(Excerpts from a figure dataset)
+++

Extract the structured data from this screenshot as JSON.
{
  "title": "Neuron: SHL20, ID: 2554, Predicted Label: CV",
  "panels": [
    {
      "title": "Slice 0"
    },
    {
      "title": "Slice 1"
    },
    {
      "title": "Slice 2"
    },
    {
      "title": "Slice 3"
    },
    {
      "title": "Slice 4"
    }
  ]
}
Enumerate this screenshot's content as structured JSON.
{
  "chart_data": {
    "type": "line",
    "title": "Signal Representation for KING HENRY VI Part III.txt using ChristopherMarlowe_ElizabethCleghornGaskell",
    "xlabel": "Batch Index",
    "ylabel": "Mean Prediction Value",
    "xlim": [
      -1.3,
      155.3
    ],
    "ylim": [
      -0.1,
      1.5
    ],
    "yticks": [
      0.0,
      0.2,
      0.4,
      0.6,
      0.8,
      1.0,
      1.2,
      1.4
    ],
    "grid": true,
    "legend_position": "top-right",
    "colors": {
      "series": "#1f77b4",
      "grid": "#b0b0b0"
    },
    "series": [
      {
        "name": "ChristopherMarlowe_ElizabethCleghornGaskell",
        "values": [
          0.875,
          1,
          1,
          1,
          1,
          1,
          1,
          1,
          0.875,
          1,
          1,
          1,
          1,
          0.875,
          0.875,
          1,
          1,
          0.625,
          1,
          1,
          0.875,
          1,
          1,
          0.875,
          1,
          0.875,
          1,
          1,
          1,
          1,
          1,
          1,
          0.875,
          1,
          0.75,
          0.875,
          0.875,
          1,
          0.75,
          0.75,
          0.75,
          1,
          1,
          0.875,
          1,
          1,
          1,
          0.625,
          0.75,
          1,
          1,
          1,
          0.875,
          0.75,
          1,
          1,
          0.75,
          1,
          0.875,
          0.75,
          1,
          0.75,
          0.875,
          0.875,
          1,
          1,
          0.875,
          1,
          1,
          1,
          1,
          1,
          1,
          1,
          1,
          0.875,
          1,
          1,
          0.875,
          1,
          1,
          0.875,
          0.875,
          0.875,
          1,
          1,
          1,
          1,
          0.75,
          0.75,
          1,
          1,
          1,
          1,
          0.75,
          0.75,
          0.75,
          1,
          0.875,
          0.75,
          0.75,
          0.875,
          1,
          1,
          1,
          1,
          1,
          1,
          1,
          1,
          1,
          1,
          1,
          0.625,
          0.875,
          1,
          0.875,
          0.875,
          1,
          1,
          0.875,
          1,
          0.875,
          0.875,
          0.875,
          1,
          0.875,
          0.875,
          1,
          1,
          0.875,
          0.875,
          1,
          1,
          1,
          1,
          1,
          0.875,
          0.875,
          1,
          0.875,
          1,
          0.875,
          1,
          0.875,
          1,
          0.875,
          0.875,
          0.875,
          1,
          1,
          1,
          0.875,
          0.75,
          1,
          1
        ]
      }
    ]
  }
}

+++

What you are asked to do>
Each record must be returned exactly as it is written.

Written response>
Extract the structured data from this screenshot as JSON.
{
  "title": "Neuron: SHL20, ID: 2554, Predicted Label: CV",
  "panels": [
    {
      "title": "Slice 0"
    },
    {
      "title": "Slice 1"
    },
    {
      "title": "Slice 2"
    },
    {
      "title": "Slice 3"
    },
    {
      "title": "Slice 4"
    }
  ]
}
Enumerate this screenshot's content as structured JSON.
{
  "chart_data": {
    "type": "line",
    "title": "Signal Representation for KING HENRY VI Part III.txt using ChristopherMarlowe_ElizabethCleghornGaskell",
    "xlabel": "Batch Index",
    "ylabel": "Mean Prediction Value",
    "xlim": [
      -1.3,
      155.3
    ],
    "ylim": [
      -0.1,
      1.5
    ],
    "yticks": [
      0.0,
      0.2,
      0.4,
      0.6,
      0.8,
      1.0,
      1.2,
      1.4
    ],
    "grid": true,
    "legend_position": "top-right",
    "colors": {
      "series": "#1f77b4",
      "grid": "#b0b0b0"
    },
    "series": [
      {
        "name": "ChristopherMarlowe_ElizabethCleghornGaskell",
        "values": [
          0.875,
          1,
          1,
          1,
          1,
          1,
          1,
          1,
          0.875,
          1,
          1,
          1,
          1,
          0.875,
          0.875,
          1,
          1,
          0.625,
          1,
          1,
          0.875,
          1,
          1,
          0.875,
          1,
          0.875,
          1,
          1,
          1,
          1,
          1,
          1,
          0.875,
          1,
          0.75,
          0.875,
          0.875,
          1,
          0.75,
          0.75,
          0.75,
          1,
          1,
          0.875,
          1,
          1,
          1,
          0.625,
          0.75,
          1,
          1,
          1,
          0.875,
          0.75,
          1,
          1,
          0.75,
          1,
          0.875,
          0.75,
          1,
          0.75,
          0.875,
          0.875,
          1,
          1,
          0.875,
          1,
          1,
          1,
          1,
          1,
          1,
          1,
          1,
          0.875,
          1,
          1,
          0.875,
          1,
          1,
          0.875,
          0.875,
          0.875,
          1,
          1,
          1,
          1,
          0.75,
          0.75,
          1,
          1,
          1,
          1,
          0.75,
          0.75,
          0.75,
          1,
          0.875,
          0.75,
          0.75,
          0.875,
          1,
          1,
          1,
          1,
          1,
          1,
          1,
          1,
          1,
          1,
          1,
          0.625,
          0.875,
          1,
          0.875,
          0.875,
          1,
          1,
          0.875,
          1,
          0.875,
          0.875,
          0.875,
          1,
          0.875,
          0.875,
          1,
          1,
          0.875,
          0.875,
          1,
          1,
          1,
          1,
          1,
          0.875,
          0.875,
          1,
          0.875,
          1,
          0.875,
          1,
          0.875,
          1,
          0.875,
          0.875,
          0.875,
          1,
          1,
          1,
          0.875,
          0.75,
          1,
          1
        ]
      }
    ]
  }
}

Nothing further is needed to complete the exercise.